Extrait du texte:
====
Tu as fait l'emerge de virtualbox-bin aujourd'hui ou bien le 11/01 ?

Je demande ça parce qu'il me semble que les modules v4 sont sortis avant le package lui-même et qu'ils ont donc peut-être été compilés pour vbox 3.2 ...   :Confused: 

Essaye peut-être de recompiler les modules : ce n'est pas pour le temps que ça prend !  :Wink: 

----------

## barul

La version qu'on prends sur le site de VBox fonctionne très bien, et /etc/init.d/vboxdrv existe

----------

## ghoti

 *Cr0k wrote:*   

> La version qu'on prends sur le site de VBox fonctionne très bien, et /etc/init.d/vboxdrv existe

 

Heu, mais la version utilisée par l'ebuild provient directement du site de VBox ! :

 *Quote:*   

> SRC_URI="amd64? ( http://download.virtualbox.org/virtualbox/${PV}/${MY_P}_amd64.run )

 

Je ne sais pas ce que fait /etc/init.d/vboxdrv mais j'imagine qu'il ne fait rien d'autre que charger les modules, ce que gentoo réalise par ses propres méthodes (/etc/conf.d/modules).

Avant de casser la distrib en contournant le système de packages, je crois qu'il vaudrait mieux s'assurer que l'ebuild a réellement un problème !  :Wink: 

----------

## Kazuya

Hello,

C'est bizarre, moi ça fonctionne bien. Essai avec un kernel plus récent (perso je suis sur le 2.6.37-gentoo) 

Mais avant réinstalle à nouveau virtualbox (bin et module), peut-être que dans la copie de fichier ça a merdé quelque part...

----------
====
Lignes fournies:
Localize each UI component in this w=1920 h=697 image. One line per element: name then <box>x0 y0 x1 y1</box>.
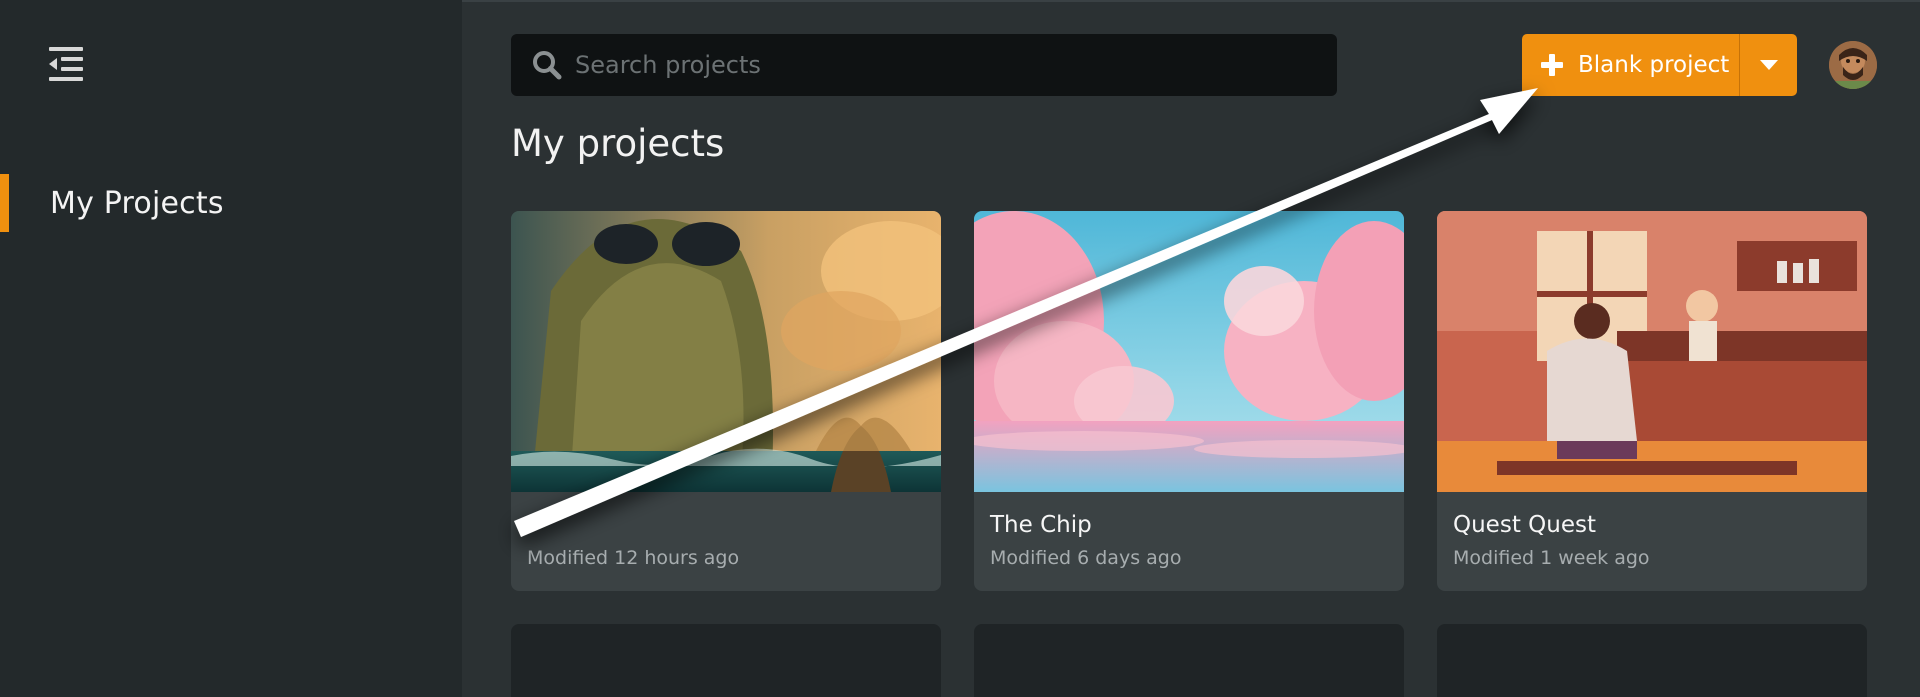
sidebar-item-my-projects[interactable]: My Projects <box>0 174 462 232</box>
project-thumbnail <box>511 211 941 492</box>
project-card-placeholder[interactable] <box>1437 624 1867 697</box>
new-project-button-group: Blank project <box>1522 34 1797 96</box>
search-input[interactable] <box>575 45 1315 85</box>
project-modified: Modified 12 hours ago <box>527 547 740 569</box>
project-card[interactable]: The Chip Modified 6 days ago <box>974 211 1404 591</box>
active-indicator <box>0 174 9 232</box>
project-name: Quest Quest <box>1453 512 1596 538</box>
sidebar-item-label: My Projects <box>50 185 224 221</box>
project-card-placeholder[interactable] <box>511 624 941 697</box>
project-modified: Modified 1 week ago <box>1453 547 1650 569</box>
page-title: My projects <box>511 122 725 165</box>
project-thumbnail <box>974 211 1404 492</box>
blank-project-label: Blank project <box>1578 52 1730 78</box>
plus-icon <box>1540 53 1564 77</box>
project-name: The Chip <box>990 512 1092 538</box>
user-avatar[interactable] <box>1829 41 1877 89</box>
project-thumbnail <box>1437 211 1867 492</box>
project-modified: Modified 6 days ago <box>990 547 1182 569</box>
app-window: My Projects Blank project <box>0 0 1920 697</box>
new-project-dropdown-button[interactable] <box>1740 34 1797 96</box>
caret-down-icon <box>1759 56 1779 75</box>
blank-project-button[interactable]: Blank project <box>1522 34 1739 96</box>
====
But de l'exercice: Dans la discussion sur VirtualBox, relevez dans l'ordre tous les pseudonymes qui figurent en titre au-dessus d'un message.

Réponse attendue: barul, ghoti, Kazuya